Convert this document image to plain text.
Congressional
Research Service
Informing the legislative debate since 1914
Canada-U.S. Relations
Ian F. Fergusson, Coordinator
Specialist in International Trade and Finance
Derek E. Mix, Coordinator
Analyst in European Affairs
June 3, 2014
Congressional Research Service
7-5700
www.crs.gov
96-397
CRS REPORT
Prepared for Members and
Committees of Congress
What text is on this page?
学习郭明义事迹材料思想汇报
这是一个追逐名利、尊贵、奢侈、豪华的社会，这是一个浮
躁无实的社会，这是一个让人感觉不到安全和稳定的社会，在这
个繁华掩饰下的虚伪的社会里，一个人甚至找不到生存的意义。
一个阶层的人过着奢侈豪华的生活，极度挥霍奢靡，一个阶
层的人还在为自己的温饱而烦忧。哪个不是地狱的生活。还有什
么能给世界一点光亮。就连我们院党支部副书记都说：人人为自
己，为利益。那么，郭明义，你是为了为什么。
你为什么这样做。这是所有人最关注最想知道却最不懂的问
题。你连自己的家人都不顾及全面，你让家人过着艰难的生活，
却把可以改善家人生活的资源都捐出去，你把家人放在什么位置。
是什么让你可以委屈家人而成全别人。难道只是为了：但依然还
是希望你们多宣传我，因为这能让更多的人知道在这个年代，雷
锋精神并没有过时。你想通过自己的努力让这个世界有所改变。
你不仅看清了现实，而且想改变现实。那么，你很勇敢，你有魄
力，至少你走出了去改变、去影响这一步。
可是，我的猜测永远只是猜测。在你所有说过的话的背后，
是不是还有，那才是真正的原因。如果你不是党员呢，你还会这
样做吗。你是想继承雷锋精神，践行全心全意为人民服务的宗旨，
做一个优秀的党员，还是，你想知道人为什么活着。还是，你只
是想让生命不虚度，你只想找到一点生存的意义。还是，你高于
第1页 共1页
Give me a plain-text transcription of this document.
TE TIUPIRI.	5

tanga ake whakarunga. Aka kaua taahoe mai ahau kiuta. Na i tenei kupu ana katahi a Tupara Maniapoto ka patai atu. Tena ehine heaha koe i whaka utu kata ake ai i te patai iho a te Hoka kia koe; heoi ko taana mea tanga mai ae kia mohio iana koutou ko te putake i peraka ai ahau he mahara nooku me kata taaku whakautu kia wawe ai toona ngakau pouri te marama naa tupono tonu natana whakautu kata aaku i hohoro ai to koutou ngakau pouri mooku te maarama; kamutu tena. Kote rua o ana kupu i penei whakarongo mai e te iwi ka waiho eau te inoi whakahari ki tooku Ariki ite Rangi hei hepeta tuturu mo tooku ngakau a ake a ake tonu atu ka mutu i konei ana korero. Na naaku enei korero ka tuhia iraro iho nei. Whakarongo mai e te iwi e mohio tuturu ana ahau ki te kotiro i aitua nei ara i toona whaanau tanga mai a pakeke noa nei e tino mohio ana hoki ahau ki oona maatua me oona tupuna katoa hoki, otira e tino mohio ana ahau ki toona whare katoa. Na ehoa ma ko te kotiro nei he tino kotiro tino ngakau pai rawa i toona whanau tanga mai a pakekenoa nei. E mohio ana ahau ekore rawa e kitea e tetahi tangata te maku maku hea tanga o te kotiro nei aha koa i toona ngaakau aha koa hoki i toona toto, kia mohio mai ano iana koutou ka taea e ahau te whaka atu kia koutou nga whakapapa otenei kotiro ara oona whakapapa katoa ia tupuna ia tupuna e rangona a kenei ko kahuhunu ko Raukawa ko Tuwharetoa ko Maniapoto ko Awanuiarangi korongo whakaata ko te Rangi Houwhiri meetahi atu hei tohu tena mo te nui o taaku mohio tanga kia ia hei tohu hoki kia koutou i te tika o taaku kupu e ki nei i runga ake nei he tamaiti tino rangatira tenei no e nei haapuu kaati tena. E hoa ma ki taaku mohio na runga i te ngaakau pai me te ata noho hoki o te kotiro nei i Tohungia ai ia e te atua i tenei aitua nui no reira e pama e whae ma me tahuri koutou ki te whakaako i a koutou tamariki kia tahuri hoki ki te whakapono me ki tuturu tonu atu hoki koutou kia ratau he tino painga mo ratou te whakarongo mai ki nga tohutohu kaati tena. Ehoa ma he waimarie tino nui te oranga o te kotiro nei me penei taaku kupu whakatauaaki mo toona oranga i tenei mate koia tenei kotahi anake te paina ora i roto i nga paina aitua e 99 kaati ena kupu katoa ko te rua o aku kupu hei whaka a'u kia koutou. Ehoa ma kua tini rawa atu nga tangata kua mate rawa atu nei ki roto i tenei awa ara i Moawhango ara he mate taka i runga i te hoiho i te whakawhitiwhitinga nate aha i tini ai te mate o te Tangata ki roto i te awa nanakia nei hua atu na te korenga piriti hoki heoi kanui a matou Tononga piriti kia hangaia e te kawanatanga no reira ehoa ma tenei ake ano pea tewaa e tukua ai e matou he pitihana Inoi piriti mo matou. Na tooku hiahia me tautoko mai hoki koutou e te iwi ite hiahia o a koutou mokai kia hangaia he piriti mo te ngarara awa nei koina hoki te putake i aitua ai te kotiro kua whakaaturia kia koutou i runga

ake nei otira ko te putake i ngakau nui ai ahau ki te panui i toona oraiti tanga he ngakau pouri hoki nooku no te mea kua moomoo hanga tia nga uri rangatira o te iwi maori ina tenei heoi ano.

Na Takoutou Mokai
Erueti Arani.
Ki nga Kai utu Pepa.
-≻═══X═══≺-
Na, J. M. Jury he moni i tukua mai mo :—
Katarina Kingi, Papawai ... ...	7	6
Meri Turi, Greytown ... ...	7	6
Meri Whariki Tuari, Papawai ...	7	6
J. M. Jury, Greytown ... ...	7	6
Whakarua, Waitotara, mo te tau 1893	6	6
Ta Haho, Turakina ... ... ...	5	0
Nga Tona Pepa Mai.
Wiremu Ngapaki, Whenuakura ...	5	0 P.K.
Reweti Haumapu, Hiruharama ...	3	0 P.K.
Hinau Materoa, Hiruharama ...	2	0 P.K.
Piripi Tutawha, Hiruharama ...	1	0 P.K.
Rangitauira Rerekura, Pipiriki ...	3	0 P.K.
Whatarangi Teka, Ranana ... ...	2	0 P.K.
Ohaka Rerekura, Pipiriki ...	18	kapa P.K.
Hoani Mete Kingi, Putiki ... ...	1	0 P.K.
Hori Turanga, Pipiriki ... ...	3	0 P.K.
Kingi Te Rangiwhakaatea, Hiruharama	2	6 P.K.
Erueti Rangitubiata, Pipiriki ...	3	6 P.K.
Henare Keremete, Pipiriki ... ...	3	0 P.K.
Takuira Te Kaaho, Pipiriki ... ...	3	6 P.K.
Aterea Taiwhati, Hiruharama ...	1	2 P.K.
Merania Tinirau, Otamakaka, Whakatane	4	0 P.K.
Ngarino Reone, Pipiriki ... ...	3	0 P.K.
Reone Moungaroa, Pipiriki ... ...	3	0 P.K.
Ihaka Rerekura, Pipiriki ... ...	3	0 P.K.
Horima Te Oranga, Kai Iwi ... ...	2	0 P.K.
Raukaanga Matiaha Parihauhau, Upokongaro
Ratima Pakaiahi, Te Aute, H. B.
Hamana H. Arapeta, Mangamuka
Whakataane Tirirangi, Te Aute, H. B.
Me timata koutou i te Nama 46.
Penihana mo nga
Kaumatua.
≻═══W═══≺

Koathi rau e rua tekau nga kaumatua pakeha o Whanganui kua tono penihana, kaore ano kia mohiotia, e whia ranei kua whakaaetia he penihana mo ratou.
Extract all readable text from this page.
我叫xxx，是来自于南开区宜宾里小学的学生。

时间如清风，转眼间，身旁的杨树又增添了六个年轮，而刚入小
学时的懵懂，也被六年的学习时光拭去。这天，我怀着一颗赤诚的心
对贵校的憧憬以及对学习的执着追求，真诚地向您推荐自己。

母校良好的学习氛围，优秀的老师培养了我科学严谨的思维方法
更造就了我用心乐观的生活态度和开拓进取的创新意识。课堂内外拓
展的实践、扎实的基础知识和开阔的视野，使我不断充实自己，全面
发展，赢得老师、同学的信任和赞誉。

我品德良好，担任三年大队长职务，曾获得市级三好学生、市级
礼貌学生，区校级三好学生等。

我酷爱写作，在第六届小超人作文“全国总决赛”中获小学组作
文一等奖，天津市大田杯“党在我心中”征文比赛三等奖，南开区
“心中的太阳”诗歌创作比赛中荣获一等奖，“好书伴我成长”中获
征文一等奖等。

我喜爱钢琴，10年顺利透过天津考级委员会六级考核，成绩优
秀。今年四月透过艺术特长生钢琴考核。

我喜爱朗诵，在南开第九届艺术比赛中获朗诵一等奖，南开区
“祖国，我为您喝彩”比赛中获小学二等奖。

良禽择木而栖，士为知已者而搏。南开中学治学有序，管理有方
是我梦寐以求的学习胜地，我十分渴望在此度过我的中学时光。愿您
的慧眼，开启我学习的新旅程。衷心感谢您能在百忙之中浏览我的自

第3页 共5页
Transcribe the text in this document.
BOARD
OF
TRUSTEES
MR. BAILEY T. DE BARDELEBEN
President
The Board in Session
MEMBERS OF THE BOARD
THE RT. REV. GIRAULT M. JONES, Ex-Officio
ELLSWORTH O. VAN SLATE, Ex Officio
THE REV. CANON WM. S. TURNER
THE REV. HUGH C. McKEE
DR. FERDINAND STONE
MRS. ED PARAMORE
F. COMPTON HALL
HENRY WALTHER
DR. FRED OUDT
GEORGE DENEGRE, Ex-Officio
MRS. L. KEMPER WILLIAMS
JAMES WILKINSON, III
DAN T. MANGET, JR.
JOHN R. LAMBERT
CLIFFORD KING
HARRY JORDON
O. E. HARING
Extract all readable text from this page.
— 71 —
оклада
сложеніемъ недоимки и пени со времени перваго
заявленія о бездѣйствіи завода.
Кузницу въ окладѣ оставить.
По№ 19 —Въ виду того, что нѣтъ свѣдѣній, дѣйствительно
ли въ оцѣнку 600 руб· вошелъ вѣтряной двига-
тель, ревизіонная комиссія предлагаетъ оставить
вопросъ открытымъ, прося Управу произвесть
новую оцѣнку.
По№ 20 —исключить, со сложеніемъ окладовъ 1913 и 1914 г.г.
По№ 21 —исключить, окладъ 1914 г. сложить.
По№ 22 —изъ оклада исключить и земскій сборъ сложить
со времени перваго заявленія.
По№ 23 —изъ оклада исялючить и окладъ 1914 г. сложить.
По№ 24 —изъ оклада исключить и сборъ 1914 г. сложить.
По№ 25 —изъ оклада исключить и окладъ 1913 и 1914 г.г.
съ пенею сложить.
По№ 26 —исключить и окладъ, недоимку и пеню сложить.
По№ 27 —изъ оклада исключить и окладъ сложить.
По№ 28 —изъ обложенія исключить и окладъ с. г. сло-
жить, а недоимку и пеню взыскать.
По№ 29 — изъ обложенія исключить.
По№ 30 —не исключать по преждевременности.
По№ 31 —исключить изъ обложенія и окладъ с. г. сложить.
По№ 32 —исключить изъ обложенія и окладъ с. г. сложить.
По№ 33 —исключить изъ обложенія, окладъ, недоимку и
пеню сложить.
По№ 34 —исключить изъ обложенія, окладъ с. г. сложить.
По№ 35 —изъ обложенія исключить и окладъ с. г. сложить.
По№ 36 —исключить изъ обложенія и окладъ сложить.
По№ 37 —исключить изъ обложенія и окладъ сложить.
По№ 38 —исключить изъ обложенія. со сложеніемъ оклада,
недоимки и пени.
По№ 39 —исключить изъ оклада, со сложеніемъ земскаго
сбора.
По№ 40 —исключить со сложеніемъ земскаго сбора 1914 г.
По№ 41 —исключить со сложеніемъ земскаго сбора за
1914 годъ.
-------------------------
● Aim: Look over the records above and copy each line that includes the string "Research".

● Response below:
Research Service
Congressional Research Service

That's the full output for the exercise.